* _Extracted text_
Nearly always too, HUAC’s evidence was suspect both for what its procedures did not reveal and for some matters which were revealed elsewhere. The manner in which the names of one organization and one individual entered the Committee’s hearing record in 1956 is typical. The Committee counsel, Richard Arens, was questioning a witness, Anita Schneider, who had previously testified that she was a member of the Communist Party as an undercover agent for the FBI for almost five years. She had also “identified,” by reading the organization’s name from the letterhead, two documents published by a Citizens Committee to Preserve American Freedoms in Los Angeles. Her testimony continued:

Mrs. Schneider: I had some contact with that committee.

Mr. Arens: Was it Communist-controlled?

Mrs. Schneider: Yes.

Mr. Arens: Who was the ring-leader in that organization?

Mrs. Schneider: I didn’t work in that organization, and I don’t know who the ringleader was. My contact on that occasion was with Frank Wilkinson, I believe.

Mr. Arens: Did you know him as a Communist?

Mrs. Schneider: Yes.

Obviously, this testimony cries out for cross-examination. Mrs. Schneider’s knowledge about the Los Angeles Citizens Committee was apparently fugitive at best. And what did she mean when she affirmed that she knew Wilkinson “as a Communist”? She might have meant any number of things—that she had collected Communist Party dues from him, that she had attended Communist Party meetings with him, that she had seen him at meetings which she assumed to be organized by, or attended by, Communists, that she knew that the Citizens Committee to Preserve American Freedoms was urging the abolition of HUAC and therefore assumed—as does HUAC—that anyone associated with such an enterprise must be a Communist. Or she may merely have been trying to accommodate Arens by giving the answers he clearly wanted to his crude leading questions. Cross-examination might have bolstered her testimony or it might have destroyed it.

But HUAC and its counsel are never curious about the basis for a friendly witness’s conclusions or about the witness’s credibility. It has been left to others to reveal, outside the hearing room, that one friendly witness who supplied HUAC with some 300 names of un-Americans had a long history of mental disturbance and alcoholism, and that another, praised by HUAC’s chairman as “one of the outstanding witnesses to appear before this Committee,” had incurred his twentieth conviction for public drunkenness less than a month before testifying and suffered his twenty-first less than a month thereafter.

* _Supplied data_
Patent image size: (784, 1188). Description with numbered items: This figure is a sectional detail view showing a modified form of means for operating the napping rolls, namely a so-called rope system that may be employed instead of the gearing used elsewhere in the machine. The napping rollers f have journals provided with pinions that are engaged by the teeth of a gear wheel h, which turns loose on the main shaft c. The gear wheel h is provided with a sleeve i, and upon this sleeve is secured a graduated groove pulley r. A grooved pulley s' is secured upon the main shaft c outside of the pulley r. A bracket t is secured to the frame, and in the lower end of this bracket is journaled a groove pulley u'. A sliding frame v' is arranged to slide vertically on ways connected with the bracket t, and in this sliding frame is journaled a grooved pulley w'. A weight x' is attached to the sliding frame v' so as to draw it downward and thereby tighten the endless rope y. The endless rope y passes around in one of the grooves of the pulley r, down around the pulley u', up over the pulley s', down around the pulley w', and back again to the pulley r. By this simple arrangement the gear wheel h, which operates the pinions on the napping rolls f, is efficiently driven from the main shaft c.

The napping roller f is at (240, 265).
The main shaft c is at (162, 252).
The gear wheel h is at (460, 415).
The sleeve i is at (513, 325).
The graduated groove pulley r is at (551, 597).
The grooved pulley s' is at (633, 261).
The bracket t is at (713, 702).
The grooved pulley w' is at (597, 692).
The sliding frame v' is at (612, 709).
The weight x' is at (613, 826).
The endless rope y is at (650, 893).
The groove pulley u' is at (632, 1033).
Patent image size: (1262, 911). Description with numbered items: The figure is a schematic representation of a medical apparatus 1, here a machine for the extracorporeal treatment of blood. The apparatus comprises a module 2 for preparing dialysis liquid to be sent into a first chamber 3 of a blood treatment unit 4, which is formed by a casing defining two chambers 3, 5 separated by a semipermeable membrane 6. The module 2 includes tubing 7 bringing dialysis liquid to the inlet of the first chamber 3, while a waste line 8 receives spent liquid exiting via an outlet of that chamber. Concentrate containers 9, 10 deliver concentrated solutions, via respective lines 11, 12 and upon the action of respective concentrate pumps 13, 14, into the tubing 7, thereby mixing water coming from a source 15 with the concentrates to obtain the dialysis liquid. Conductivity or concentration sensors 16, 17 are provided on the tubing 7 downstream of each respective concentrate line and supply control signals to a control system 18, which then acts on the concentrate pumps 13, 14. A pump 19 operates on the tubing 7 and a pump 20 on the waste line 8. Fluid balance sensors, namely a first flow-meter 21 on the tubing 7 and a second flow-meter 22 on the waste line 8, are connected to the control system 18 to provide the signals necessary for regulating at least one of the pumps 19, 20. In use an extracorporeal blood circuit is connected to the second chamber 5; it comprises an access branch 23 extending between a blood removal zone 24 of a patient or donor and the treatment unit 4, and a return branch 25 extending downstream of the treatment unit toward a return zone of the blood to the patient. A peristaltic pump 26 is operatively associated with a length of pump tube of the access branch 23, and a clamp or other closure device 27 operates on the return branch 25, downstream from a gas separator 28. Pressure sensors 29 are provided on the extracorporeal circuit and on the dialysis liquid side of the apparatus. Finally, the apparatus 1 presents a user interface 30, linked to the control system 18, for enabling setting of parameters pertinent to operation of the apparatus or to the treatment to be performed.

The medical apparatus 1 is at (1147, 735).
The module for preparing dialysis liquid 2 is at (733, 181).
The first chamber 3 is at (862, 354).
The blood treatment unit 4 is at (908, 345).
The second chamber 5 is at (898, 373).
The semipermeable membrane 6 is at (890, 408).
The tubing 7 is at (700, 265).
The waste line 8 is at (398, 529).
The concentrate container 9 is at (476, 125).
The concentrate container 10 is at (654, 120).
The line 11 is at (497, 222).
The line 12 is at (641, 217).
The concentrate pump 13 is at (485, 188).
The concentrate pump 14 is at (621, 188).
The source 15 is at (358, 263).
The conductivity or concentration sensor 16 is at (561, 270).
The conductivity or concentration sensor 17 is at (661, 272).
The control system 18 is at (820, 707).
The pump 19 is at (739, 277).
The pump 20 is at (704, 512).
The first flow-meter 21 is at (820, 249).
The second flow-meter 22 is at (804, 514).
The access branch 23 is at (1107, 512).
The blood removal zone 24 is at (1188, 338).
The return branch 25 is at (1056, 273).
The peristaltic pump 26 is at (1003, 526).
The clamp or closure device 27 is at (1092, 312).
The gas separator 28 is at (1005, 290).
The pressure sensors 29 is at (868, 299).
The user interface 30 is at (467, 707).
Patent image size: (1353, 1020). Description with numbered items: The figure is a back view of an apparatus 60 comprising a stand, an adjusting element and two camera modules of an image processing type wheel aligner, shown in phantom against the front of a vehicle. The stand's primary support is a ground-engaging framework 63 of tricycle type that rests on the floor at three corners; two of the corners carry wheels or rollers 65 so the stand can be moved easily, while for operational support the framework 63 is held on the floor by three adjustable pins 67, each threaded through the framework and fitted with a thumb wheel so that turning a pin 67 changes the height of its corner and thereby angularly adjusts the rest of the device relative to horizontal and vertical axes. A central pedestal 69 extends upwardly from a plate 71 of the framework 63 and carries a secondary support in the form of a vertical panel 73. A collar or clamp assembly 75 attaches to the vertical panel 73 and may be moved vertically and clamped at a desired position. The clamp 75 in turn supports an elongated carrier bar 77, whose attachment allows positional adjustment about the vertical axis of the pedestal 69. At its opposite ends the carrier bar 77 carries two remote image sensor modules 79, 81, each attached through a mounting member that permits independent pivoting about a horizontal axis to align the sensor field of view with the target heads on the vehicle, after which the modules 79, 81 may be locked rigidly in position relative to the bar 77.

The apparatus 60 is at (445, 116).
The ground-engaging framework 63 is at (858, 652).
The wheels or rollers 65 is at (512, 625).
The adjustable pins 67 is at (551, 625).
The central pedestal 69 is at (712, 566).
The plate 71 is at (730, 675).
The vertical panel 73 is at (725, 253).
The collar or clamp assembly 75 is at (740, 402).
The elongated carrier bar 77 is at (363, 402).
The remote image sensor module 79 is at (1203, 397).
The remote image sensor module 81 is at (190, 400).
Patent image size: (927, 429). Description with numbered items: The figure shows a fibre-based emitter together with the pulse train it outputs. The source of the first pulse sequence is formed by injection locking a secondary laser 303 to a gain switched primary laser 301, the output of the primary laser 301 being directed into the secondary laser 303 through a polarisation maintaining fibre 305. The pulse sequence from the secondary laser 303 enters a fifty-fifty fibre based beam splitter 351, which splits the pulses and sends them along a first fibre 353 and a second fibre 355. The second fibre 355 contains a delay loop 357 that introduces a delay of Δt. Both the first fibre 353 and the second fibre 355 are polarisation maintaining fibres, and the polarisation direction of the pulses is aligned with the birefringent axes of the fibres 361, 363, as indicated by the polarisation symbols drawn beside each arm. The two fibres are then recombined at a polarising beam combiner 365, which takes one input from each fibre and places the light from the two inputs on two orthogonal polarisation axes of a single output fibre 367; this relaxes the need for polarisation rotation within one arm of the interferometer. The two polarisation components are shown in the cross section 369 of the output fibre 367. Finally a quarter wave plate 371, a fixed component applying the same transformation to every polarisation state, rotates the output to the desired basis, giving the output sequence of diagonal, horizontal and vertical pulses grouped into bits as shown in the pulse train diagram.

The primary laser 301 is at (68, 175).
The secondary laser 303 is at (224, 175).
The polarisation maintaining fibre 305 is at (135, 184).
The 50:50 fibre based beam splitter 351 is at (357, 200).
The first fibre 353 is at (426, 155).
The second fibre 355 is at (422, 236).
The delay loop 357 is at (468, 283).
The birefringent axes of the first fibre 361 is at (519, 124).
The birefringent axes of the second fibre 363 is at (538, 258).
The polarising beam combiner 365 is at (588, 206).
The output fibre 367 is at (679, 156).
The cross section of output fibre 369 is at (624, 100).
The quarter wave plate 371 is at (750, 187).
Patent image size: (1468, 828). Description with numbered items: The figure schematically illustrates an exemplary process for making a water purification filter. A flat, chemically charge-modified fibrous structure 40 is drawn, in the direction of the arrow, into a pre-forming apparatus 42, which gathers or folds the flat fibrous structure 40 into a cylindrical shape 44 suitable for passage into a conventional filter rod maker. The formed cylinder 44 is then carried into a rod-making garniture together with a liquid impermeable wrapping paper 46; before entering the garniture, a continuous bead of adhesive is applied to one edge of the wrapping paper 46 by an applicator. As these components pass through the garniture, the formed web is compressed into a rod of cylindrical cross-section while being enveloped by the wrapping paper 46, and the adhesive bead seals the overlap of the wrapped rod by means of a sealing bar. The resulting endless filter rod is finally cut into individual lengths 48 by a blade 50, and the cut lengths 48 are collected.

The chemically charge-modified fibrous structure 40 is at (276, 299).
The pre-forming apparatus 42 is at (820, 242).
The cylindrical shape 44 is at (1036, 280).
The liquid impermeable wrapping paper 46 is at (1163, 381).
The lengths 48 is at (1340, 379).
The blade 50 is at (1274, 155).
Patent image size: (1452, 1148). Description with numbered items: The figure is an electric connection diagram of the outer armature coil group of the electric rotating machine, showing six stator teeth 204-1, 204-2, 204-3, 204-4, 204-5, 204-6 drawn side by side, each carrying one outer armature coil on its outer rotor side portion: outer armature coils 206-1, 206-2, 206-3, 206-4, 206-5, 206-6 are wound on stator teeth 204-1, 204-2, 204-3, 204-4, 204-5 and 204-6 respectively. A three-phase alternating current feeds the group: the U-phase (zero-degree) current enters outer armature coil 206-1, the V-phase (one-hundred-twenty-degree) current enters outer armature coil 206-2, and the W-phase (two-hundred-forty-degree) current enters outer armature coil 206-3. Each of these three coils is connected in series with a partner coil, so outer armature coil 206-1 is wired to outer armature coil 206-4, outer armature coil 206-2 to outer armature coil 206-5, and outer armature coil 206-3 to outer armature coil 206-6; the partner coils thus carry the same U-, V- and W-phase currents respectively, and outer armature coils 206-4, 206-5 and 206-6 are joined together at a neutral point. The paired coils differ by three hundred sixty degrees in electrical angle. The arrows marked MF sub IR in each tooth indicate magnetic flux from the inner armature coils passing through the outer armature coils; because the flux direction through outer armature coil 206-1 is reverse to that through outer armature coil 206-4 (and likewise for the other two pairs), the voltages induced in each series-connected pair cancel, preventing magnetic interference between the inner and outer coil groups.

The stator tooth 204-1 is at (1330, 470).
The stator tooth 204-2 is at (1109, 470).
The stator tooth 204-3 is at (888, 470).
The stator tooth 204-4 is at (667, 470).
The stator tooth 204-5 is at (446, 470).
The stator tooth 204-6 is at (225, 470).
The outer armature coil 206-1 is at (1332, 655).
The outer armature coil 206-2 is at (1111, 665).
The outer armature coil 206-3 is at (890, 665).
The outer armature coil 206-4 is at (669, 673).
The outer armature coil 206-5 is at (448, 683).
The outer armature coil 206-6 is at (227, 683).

* _Direction_
Extend the text on the House Un-American Activities Committee's handling of friendly witnesses, beginning directly after its final sentence. The listing is not required for the work that comes next.

* _Response_
HUAC has always been content with the sort of hit-and-run accusations made by Mrs. Schneider. It never seriously interrogates its friendly witnesses about the factual basis for their accusations, and it never gives those accused a fair opportunity to attempt to refute the accusations. In fact, in its early years HUAC showed little interest in calling an accused unless he was willing to corroborate the accusation. But the growing body of Federal legislation defining political crimes gave many witnesses perfectly legitimate grounds for invoking the Fifth Amendment’s privilege against self-incrimination. Senator Joseph McCarthy, of course, capitalized on popular misunderstanding of the privilege—and stole headlines from HUAC—by coining the term “Fifth Amendment Communist.” So HUAC changed its techniques: If the accused would not confess, a claim of self-incrimination could be made to do almost as well.

This aim of the Committee was clear in the 1956 hearings when, after Mrs. Schneider had concluded her testimony, Frank Wilkinson was called. Wilkinson upset the Committee’s plans by announcing that he would refuse to answer all questions because the Committee “stands in direct violation of the First Amendment of the Constitution.” Taken aback, but not yet ready to abandon the effort, Arens and members of the Committee persisted:

Mr. Arens: You have still another [reason], haven’t you? Let’s get to that one. Do you honestly apprehend that if you told this committee truthfully what your address is you would be giving information that might be used against you in a criminal proceeding?

Mr. Wilkinson: I have the utmost respect of Congress to have [sic] the broadest possible powers to investigate, but Congress cannot investigate into areas in which it cannot legislate. And this UnAmerican Activities Committee attempts, by its mandate and by its practice, to investigate…

Mr. Doyle:…Have you any other answer to give to my direction that you answer that question?

Mr. Wilkinson: Yes, sir.

Mr. Arens: What is it?

Mr. Scherer: I don’t think we have to force from him the use of the Fifth Amendment.

Mr. Doyle: Oh, no.

Mr. Scherer: If he doesn’t want to take the Fifth Amendment, let’s proceed. Let’s go to the next question….

Mr. Doyle: Mr. Wilkinson, I am directing you to answer that question [whether he was responsible for an advertisement in opposition to HUAC by the Citizens Committee to Preserve American Freedoms].

Mr. Wilkinson: I am answering no questions, on the grounds of my initial answer.

Mr. Scherer: Does your initial answer include an invocation of the Fifth Amendment?

Mr. Wilkinson: My initial answer stands as I made it….

Mr. Scherer: I think we should ask him—I see the position he is taking. Does your original answer include the Fifth Amendment?

Mr. Wilkinson: My original answer stands as I made my original answer.

Mr. Scherer: Are you refusing to answer this question on the basis of the Fifth Amendment?

Mr. Scherer: Mr. Chairman, I ask that you direct the witness to answer my question, whether his refusal to answer your direction to answer the question is based in any way on the Fifth Amendment.

Mr. Doyle: I direct you to answer that question, Mr. Wilkinson.

Mr. Wilkinson: My original answer stands as I made my original answer….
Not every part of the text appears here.